_Aim of the exercise_
Extract every line below that contains the word "fliken".

[Collected data entries]
--- BEGIN ---

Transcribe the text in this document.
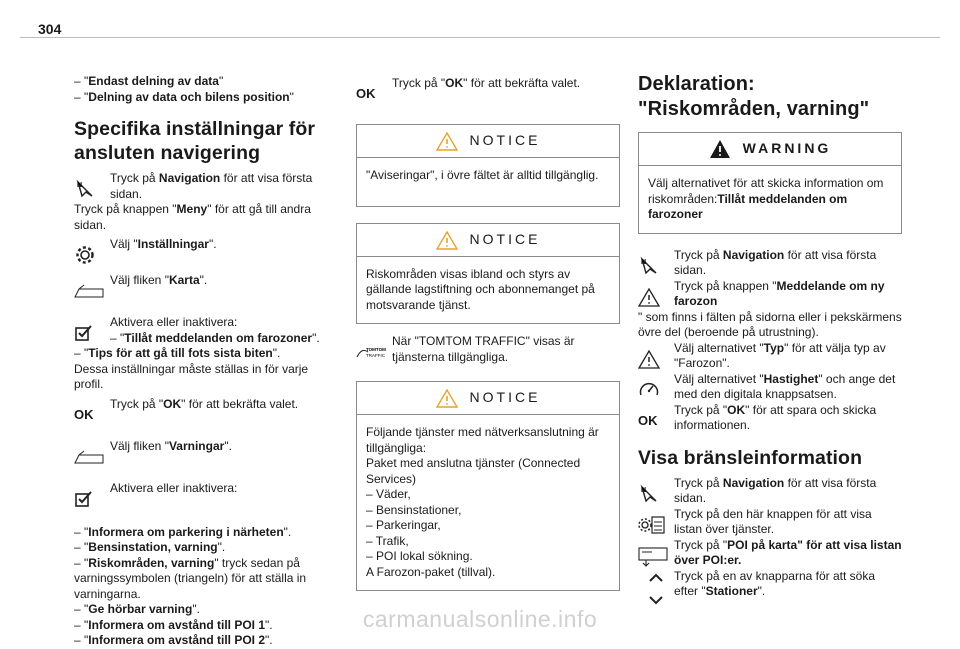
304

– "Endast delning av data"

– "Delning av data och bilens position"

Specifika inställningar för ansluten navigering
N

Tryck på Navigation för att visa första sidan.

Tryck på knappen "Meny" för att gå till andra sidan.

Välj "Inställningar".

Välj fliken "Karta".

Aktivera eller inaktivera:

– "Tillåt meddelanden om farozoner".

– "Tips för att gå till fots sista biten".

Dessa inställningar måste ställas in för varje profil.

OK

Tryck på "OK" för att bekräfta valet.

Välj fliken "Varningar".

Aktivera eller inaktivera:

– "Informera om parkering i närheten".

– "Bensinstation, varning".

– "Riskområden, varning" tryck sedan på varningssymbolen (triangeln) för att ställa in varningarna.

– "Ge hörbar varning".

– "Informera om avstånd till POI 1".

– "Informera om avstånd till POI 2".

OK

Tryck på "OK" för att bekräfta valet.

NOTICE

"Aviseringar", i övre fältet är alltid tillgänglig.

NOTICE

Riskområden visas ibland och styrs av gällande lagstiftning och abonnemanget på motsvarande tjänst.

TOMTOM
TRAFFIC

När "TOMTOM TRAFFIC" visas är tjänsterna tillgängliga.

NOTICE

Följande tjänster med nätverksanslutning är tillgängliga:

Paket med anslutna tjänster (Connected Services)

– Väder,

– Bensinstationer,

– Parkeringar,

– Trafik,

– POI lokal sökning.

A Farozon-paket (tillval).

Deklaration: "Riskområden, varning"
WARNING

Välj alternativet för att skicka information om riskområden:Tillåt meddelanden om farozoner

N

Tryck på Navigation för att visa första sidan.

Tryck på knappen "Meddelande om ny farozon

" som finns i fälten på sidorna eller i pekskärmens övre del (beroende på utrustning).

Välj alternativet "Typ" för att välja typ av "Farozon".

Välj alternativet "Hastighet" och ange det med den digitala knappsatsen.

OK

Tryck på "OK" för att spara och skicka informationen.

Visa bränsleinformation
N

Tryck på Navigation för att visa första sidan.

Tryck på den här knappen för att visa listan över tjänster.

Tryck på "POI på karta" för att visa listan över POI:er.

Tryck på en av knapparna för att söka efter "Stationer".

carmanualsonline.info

--- END ---
--- BEGIN ---

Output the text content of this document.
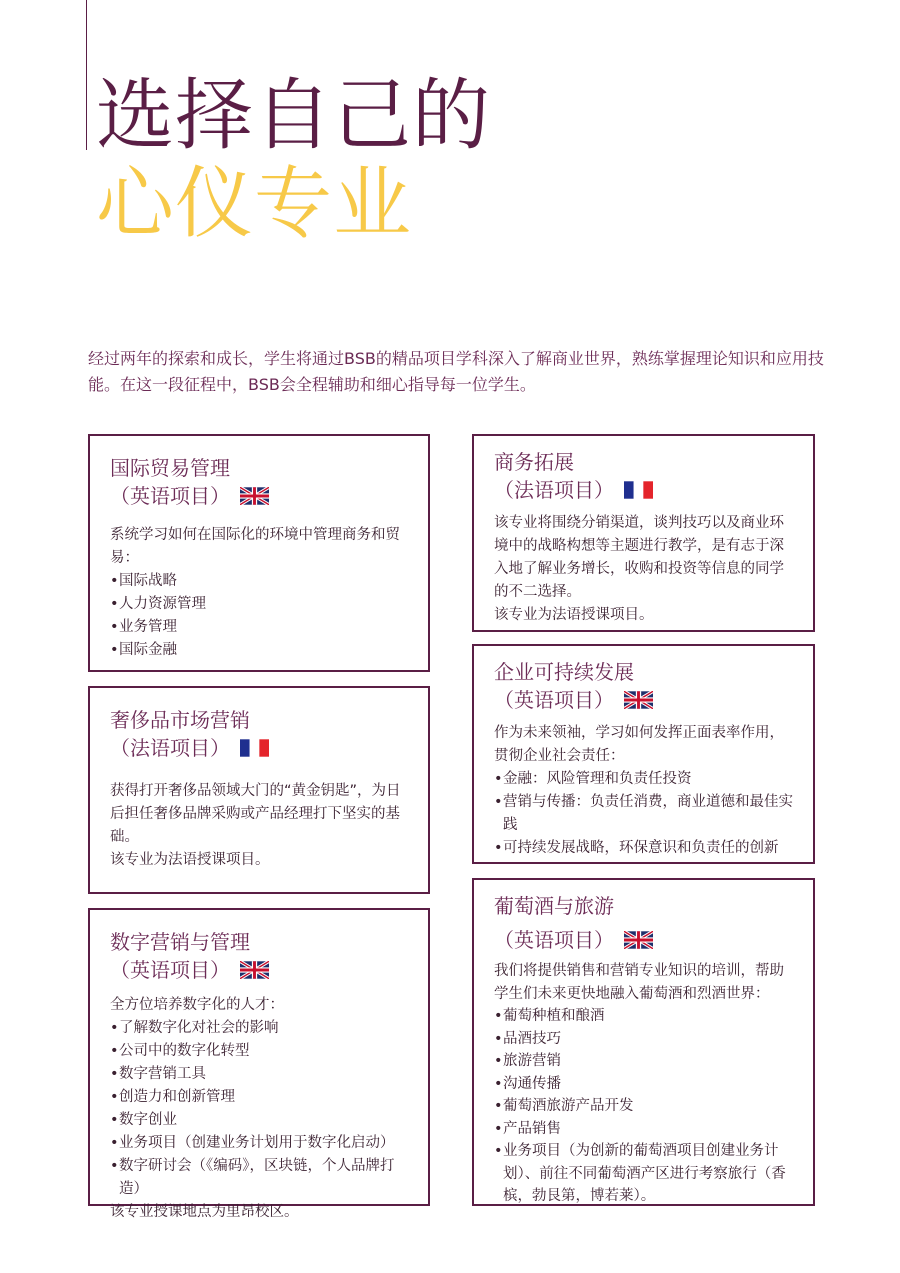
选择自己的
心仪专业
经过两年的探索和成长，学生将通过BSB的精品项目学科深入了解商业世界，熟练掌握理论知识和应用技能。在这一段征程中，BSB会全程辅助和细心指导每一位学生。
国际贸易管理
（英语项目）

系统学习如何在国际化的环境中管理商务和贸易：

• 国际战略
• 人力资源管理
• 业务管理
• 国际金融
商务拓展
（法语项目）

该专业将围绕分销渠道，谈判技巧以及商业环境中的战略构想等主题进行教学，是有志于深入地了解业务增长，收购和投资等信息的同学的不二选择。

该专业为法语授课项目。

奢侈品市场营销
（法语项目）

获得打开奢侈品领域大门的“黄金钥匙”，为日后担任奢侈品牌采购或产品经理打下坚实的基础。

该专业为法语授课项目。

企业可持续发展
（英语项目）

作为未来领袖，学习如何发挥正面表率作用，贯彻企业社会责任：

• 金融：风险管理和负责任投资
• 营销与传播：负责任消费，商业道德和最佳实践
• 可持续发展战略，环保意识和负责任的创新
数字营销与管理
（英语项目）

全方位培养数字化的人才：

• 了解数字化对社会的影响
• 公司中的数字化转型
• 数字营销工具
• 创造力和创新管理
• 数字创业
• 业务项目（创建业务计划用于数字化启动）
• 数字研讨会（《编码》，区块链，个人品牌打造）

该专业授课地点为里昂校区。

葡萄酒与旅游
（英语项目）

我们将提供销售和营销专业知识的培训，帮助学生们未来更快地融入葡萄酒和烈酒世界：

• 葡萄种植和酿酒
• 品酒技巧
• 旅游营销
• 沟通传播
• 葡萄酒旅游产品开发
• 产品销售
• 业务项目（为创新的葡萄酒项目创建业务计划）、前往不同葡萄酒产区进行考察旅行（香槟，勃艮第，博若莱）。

--- END ---
--- BEGIN ---

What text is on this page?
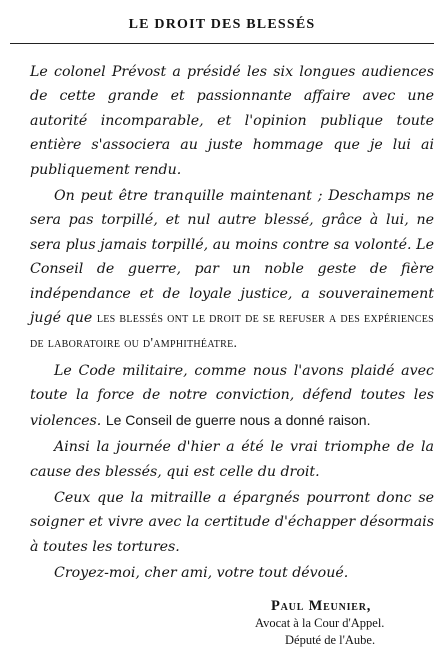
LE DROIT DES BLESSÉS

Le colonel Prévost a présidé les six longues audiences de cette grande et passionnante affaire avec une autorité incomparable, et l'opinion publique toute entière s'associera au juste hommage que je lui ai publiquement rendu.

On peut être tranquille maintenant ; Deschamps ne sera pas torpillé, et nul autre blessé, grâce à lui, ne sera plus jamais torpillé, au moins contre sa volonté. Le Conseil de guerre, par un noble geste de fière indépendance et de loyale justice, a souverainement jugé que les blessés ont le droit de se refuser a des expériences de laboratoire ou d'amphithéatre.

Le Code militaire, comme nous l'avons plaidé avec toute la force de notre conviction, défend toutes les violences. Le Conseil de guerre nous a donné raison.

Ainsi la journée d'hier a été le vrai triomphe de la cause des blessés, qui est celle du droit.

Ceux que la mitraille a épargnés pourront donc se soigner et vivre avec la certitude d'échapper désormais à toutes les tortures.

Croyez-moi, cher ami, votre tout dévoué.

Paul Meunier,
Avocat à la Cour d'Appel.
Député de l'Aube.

--- END ---

_Worked answer_
Välj fliken "Karta".
Välj fliken "Varningar".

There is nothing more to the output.